Records that describe figures:
◇ ◇ ◇ ◇ ◇ ◇ ◇

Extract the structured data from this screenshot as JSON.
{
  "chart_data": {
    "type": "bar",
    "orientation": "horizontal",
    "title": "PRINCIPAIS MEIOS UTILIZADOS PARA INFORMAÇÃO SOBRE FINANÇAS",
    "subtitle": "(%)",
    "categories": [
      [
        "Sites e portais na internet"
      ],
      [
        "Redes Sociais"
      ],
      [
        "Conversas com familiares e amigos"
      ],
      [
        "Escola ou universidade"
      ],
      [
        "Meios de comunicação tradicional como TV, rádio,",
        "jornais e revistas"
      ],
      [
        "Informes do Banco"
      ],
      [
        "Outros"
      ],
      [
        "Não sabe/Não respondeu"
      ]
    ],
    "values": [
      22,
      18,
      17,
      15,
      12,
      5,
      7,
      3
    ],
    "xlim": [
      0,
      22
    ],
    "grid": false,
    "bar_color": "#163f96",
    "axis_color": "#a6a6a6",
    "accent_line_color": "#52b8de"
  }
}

◇ ◇ ◇ ◇ ◇ ◇ ◇

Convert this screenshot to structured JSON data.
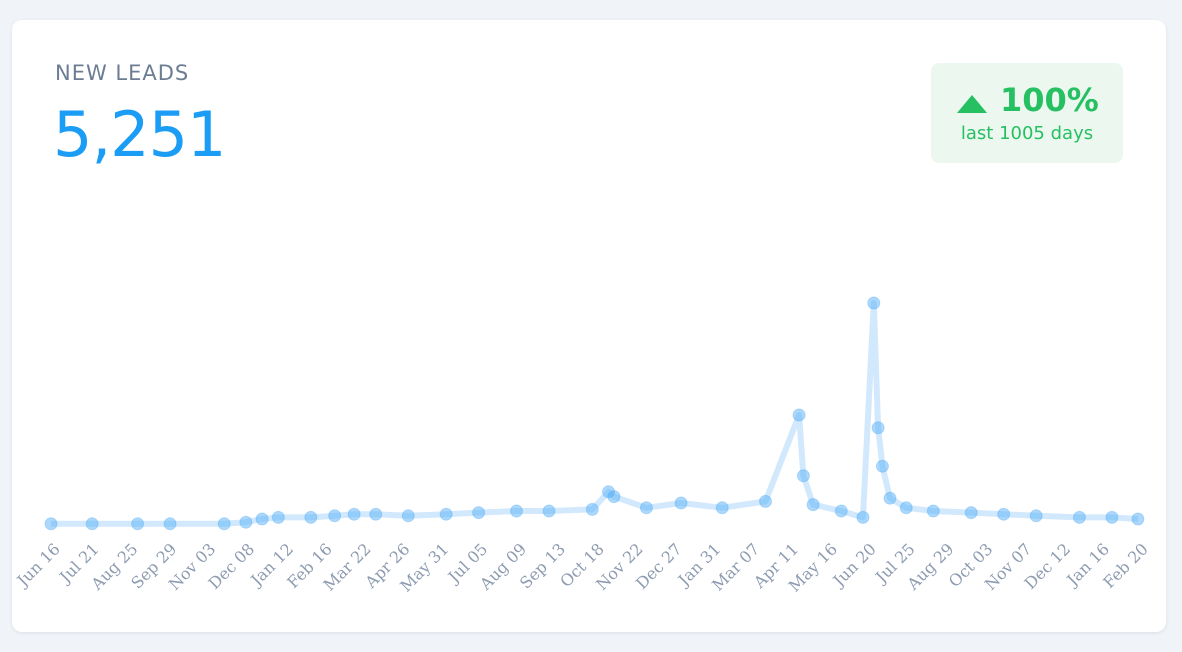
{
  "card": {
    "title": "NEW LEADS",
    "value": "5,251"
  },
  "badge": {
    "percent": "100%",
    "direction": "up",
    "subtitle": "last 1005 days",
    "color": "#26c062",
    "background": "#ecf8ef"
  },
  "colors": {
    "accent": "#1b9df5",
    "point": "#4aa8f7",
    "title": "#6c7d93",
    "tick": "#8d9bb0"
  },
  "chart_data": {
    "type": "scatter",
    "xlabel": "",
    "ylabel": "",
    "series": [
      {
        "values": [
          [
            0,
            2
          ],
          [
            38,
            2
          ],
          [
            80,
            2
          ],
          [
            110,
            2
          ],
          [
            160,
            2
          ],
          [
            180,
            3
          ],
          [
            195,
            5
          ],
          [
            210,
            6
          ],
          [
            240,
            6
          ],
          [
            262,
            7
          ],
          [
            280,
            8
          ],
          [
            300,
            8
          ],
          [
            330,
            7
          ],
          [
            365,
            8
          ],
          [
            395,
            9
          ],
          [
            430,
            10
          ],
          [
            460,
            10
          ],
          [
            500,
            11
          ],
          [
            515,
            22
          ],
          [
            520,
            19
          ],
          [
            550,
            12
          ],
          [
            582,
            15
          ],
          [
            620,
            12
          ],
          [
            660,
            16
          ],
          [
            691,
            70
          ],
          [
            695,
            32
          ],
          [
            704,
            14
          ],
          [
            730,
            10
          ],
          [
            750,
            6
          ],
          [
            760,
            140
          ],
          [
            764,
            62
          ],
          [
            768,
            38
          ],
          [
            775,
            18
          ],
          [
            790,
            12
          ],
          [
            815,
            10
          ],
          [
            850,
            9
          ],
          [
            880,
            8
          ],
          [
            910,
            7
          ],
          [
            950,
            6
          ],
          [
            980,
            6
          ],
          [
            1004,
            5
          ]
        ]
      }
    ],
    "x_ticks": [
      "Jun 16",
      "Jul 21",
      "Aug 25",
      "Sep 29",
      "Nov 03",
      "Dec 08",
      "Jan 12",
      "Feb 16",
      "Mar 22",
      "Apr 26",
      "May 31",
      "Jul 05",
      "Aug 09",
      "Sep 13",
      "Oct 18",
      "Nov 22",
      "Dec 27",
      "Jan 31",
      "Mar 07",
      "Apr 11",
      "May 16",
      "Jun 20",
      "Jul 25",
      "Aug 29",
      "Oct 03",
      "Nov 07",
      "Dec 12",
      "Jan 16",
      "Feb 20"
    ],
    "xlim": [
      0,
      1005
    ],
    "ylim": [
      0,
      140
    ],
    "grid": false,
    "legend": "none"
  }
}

◇ ◇ ◇ ◇ ◇ ◇ ◇

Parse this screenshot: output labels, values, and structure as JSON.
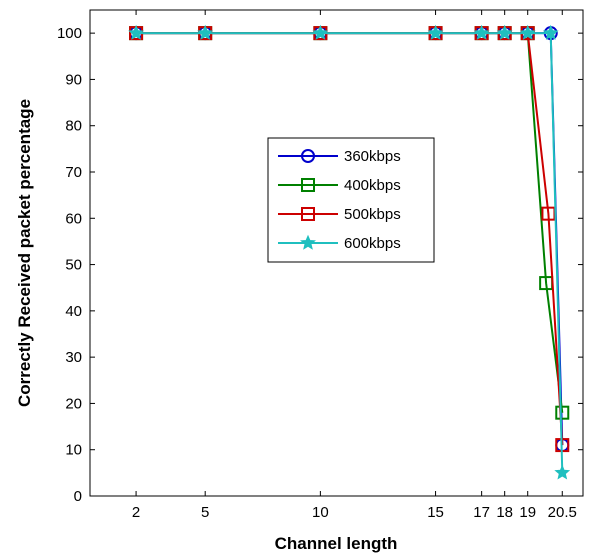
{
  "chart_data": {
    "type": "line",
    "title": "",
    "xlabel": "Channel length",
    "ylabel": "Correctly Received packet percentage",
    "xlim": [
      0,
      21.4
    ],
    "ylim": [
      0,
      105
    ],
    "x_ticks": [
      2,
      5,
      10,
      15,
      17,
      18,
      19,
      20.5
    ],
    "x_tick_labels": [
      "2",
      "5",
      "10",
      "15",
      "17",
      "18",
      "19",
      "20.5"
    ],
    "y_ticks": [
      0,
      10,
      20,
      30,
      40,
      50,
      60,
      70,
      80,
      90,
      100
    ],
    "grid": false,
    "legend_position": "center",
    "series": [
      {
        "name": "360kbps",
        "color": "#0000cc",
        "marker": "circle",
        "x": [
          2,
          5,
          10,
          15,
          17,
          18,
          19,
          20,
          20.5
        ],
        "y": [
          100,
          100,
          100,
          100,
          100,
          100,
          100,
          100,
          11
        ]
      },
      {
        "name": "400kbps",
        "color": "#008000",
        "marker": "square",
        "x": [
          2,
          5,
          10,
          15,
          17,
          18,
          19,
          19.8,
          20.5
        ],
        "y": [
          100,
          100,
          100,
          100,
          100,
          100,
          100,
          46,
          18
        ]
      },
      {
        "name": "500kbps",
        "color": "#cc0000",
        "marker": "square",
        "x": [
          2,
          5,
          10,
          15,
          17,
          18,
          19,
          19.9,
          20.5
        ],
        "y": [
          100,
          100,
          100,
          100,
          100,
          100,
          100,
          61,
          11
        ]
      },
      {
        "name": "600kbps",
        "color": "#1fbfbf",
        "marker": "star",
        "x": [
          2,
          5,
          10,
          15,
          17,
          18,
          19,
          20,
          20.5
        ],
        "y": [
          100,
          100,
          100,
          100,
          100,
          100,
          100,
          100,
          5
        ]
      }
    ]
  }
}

◇ ◇ ◇ ◇ ◇ ◇ ◇

Only a number is wanted: how many lines contain "name"?

4